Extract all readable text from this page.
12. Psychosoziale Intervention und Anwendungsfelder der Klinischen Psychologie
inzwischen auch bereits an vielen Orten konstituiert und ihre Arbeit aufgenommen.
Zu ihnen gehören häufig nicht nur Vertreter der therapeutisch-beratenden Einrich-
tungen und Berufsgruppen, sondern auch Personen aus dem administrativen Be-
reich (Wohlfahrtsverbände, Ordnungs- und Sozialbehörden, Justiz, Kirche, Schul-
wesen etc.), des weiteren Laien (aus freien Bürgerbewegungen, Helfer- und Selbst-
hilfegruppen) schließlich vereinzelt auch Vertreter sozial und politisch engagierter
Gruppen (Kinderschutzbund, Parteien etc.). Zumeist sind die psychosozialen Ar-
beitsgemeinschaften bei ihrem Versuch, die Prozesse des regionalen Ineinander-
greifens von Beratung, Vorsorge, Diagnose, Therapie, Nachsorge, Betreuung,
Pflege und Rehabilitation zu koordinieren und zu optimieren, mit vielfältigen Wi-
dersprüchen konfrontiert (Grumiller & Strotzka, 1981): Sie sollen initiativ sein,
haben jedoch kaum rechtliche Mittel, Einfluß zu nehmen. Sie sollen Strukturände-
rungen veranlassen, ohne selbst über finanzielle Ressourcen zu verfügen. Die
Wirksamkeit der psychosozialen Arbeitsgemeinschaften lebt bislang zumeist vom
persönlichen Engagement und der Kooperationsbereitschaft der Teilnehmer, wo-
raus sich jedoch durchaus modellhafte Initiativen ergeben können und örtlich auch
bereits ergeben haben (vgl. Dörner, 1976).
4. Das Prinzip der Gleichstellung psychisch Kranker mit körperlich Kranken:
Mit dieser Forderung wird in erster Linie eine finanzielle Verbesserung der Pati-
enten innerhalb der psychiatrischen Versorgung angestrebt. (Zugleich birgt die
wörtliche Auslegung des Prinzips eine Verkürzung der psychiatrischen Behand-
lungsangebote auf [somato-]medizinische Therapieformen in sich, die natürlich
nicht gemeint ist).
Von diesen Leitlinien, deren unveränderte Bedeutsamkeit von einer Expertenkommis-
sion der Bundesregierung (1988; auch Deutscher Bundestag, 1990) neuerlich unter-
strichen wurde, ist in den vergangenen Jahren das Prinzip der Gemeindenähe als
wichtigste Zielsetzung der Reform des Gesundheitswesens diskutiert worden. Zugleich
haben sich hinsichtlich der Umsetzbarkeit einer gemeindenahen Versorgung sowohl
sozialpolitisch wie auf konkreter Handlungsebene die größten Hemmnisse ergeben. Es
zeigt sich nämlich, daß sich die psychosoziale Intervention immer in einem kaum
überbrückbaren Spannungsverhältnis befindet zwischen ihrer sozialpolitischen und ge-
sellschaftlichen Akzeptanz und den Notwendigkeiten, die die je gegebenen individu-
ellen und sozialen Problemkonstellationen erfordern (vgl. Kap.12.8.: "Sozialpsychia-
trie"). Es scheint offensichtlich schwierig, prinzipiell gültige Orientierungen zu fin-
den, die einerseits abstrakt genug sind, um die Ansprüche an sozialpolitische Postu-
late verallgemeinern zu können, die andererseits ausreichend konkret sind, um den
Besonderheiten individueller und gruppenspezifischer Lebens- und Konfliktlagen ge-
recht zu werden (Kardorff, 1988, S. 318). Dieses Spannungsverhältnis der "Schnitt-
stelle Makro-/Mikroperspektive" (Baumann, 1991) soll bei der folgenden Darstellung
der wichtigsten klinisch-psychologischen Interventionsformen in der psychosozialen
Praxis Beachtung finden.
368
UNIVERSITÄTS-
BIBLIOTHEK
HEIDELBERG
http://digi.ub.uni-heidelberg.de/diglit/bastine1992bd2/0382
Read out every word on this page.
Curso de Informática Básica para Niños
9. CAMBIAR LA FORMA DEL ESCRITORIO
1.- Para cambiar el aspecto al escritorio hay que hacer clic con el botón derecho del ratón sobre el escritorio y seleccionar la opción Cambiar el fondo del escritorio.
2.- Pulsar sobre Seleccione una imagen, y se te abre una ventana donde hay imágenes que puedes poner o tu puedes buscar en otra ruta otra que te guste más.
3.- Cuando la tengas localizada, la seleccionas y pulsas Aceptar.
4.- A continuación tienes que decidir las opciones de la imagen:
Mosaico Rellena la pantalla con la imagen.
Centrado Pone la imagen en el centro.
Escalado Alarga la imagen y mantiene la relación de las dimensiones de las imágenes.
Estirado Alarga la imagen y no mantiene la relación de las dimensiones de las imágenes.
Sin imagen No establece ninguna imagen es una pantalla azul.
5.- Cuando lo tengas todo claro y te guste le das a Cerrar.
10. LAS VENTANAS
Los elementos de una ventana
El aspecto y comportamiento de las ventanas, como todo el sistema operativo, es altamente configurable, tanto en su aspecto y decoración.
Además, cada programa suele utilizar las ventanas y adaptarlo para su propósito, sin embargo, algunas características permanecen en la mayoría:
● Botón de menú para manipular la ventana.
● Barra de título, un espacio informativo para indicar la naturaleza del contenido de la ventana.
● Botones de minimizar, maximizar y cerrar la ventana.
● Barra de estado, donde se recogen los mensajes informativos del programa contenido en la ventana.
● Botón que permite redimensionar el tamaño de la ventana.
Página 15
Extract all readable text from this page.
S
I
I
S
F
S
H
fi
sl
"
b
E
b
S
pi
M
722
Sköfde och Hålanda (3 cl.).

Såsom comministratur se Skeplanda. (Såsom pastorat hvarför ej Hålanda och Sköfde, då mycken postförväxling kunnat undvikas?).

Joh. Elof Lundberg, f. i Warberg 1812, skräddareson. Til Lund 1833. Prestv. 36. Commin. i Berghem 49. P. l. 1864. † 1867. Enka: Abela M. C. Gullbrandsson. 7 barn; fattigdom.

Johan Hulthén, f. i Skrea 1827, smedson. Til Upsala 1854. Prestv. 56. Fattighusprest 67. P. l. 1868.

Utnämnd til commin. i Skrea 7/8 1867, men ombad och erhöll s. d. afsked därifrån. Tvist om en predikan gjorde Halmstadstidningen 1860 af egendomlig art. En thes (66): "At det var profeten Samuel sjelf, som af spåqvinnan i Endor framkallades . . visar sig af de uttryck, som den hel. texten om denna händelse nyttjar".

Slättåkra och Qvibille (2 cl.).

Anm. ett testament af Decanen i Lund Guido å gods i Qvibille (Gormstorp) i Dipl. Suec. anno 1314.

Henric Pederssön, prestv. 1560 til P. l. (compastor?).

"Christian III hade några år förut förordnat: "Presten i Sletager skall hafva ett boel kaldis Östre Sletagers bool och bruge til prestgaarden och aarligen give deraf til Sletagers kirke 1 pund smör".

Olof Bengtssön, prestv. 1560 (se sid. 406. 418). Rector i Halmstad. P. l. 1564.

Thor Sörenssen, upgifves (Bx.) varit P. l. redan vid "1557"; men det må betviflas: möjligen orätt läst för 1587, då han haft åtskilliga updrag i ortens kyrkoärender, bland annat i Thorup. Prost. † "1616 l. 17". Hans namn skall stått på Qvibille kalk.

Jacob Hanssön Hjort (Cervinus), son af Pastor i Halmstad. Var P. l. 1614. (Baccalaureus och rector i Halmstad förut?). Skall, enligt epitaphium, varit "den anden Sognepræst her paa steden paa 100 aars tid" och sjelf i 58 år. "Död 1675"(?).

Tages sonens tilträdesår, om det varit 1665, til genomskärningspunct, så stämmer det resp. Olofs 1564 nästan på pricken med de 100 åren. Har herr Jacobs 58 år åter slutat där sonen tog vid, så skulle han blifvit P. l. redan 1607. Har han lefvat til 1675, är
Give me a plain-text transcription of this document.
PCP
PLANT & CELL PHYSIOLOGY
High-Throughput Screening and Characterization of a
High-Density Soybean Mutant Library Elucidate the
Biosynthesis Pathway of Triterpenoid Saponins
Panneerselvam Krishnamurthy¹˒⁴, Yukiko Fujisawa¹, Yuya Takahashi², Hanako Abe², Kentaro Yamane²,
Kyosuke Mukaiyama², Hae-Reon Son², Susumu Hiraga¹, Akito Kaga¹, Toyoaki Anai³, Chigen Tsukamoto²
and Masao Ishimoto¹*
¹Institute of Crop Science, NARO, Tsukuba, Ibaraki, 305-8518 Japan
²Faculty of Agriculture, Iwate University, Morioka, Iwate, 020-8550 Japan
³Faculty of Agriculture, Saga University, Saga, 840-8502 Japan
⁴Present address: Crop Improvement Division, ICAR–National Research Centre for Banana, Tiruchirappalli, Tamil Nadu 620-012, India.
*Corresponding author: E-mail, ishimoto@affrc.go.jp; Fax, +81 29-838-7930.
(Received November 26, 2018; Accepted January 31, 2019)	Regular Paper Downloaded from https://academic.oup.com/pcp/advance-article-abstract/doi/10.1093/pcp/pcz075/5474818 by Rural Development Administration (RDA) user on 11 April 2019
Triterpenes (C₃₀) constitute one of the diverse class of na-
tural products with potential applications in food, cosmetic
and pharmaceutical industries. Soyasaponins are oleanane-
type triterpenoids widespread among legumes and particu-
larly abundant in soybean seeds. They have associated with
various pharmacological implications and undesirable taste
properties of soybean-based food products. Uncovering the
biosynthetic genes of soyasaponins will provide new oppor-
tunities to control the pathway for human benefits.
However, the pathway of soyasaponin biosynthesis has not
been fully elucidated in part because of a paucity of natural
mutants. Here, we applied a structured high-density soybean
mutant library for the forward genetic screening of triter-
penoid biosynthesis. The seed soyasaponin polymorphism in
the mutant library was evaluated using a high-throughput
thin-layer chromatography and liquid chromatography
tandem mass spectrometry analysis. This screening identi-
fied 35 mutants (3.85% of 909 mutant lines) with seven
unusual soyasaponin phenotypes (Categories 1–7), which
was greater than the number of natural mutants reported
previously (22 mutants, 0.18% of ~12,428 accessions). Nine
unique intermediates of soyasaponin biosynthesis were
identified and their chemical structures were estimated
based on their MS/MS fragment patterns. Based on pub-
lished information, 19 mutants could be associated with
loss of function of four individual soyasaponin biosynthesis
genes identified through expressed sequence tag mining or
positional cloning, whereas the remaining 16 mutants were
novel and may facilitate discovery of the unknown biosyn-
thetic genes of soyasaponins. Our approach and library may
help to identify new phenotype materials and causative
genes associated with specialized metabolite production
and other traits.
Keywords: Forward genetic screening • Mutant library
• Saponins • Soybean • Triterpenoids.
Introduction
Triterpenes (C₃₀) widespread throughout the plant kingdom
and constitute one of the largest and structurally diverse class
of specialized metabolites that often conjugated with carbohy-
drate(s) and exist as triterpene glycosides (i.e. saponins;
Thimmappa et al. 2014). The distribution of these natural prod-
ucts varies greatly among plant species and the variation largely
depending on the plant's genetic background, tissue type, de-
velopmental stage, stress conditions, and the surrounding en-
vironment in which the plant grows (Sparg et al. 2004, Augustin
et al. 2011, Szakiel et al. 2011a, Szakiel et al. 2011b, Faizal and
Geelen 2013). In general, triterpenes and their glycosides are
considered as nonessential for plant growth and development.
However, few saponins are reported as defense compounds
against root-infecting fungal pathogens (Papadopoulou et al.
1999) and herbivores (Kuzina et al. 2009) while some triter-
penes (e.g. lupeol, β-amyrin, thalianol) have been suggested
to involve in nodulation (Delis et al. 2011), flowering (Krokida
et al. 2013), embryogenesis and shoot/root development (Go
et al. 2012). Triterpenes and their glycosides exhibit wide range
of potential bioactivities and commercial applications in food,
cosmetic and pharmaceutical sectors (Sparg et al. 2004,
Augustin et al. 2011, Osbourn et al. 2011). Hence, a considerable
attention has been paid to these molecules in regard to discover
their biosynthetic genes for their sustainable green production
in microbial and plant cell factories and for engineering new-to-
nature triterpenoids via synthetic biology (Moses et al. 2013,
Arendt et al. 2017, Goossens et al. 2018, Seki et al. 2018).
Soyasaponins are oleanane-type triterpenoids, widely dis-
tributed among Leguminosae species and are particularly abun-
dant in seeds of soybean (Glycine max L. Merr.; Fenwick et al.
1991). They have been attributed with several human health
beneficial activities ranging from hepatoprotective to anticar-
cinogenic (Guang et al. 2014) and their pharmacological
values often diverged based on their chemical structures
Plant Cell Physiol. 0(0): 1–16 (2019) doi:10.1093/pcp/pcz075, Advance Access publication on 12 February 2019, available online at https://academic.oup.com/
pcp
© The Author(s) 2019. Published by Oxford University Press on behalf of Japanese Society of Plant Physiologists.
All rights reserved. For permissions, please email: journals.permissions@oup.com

==========

Using the listing above, say how many of its lines contain "kaum", and give no other words.

RESPONSE -
2